## Challenge
For the records below, give the count of lines holding the word "Basis" and nothing more.

━━ Data for this task

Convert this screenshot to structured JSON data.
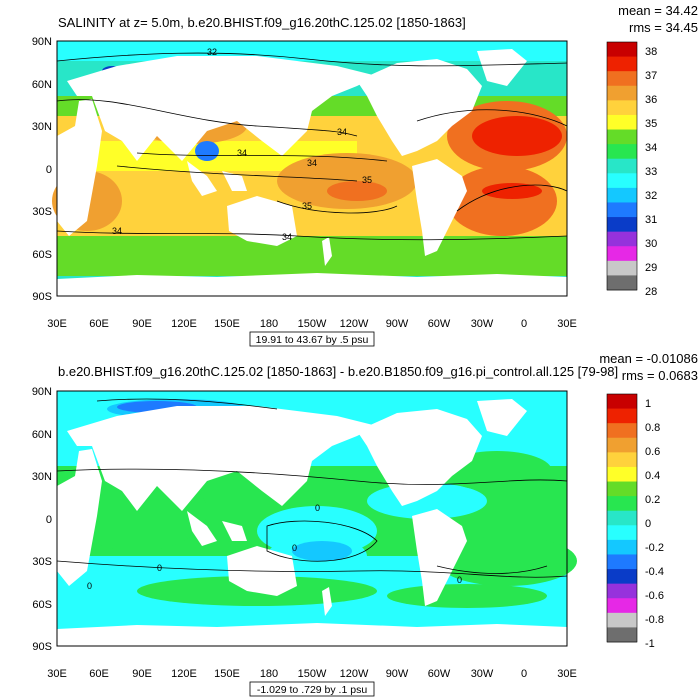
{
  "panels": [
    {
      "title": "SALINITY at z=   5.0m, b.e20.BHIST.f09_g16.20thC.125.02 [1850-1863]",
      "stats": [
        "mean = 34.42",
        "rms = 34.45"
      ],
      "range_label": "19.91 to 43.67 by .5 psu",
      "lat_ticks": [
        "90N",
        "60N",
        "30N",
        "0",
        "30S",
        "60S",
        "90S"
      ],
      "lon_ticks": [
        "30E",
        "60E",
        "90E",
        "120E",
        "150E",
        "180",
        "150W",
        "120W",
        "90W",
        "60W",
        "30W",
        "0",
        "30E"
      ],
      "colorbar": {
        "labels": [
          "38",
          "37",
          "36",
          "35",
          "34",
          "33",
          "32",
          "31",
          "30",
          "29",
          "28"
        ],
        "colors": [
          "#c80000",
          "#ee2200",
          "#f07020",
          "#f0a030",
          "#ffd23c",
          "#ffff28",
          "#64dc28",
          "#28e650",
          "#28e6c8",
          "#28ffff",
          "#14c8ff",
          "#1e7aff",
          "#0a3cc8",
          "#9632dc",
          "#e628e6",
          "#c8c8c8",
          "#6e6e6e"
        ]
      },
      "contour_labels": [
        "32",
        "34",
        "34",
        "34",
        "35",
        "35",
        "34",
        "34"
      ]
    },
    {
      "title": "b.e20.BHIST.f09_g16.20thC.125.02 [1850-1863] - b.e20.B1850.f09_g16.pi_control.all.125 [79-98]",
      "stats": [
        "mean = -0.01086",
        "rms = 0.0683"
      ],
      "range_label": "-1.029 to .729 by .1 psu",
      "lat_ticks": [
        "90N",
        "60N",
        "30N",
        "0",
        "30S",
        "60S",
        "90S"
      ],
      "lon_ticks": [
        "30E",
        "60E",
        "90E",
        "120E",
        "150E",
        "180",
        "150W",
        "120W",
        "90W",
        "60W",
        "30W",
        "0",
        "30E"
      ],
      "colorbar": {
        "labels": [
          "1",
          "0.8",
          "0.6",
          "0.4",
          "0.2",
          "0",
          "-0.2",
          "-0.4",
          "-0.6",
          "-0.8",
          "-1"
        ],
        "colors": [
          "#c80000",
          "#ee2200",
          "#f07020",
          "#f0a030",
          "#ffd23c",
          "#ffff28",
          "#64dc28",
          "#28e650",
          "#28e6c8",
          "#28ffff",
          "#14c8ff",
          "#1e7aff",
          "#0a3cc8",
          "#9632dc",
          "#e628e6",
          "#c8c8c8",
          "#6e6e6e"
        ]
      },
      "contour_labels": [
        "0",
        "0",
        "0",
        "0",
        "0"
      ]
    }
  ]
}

━━━━
━━ Data for this task

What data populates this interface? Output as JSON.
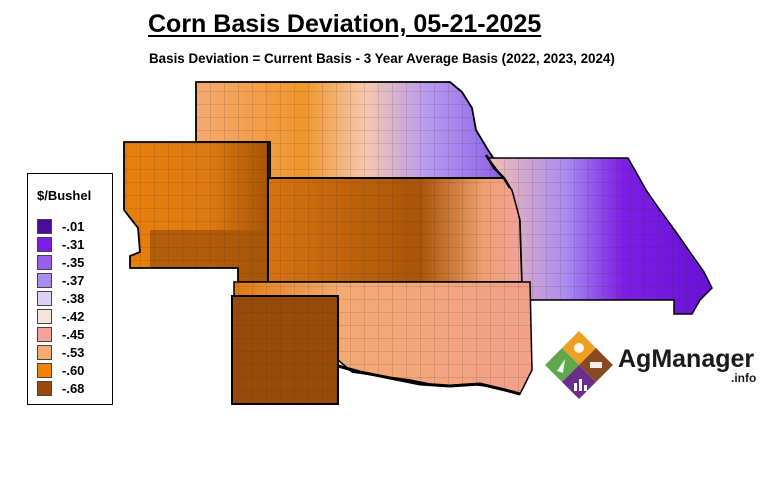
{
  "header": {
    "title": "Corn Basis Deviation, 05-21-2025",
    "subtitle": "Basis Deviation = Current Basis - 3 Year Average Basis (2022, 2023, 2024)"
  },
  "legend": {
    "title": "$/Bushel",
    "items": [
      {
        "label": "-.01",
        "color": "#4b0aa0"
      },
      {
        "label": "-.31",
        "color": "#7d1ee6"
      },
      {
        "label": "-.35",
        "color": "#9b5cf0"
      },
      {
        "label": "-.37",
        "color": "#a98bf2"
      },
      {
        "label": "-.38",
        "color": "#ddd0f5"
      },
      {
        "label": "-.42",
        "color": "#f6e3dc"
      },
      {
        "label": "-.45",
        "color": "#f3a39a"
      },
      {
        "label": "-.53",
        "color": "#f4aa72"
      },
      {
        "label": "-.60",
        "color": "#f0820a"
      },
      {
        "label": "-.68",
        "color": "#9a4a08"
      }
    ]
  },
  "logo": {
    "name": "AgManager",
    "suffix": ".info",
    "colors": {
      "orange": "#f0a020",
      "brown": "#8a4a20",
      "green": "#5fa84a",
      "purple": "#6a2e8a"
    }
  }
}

━━━━
━━ Data for this task

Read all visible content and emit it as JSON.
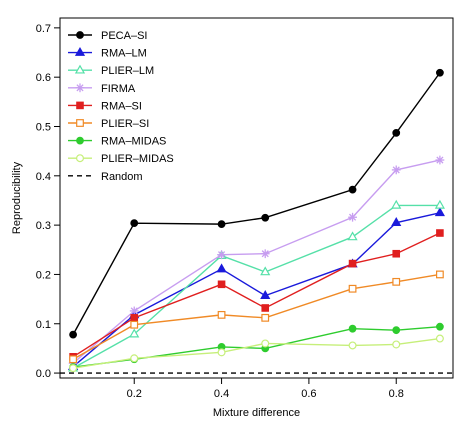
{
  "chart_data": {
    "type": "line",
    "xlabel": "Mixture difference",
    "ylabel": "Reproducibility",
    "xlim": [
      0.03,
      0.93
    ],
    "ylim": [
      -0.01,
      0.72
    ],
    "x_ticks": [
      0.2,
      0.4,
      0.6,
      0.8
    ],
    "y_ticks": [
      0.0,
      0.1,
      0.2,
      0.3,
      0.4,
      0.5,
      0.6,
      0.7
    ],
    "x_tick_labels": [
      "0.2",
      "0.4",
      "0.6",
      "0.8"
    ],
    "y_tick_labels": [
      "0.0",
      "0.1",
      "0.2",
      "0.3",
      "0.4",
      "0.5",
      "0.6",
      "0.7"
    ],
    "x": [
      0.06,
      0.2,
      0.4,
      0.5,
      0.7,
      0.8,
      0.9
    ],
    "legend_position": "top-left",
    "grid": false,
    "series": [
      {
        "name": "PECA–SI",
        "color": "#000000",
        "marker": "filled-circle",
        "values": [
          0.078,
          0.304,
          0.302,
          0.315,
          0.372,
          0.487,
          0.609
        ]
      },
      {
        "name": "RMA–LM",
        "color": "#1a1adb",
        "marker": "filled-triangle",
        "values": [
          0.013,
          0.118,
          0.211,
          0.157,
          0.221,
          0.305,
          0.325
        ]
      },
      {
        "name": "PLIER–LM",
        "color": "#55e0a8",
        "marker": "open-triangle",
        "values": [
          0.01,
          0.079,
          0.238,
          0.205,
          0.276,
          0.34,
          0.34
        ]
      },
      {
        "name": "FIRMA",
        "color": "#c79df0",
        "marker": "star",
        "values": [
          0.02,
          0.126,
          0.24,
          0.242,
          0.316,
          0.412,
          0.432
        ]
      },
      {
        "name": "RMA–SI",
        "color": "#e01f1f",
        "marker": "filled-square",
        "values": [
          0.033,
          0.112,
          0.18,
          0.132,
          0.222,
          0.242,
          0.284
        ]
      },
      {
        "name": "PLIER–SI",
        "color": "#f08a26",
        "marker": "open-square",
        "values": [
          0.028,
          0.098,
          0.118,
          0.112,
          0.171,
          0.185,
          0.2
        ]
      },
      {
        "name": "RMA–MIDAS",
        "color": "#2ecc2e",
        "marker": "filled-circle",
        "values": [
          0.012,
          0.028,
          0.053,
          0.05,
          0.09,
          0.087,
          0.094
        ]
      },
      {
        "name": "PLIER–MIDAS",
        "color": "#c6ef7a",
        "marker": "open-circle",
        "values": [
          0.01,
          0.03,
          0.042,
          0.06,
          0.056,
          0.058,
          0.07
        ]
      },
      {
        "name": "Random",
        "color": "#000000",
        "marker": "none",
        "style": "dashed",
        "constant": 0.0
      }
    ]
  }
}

━━━━

## Task output
2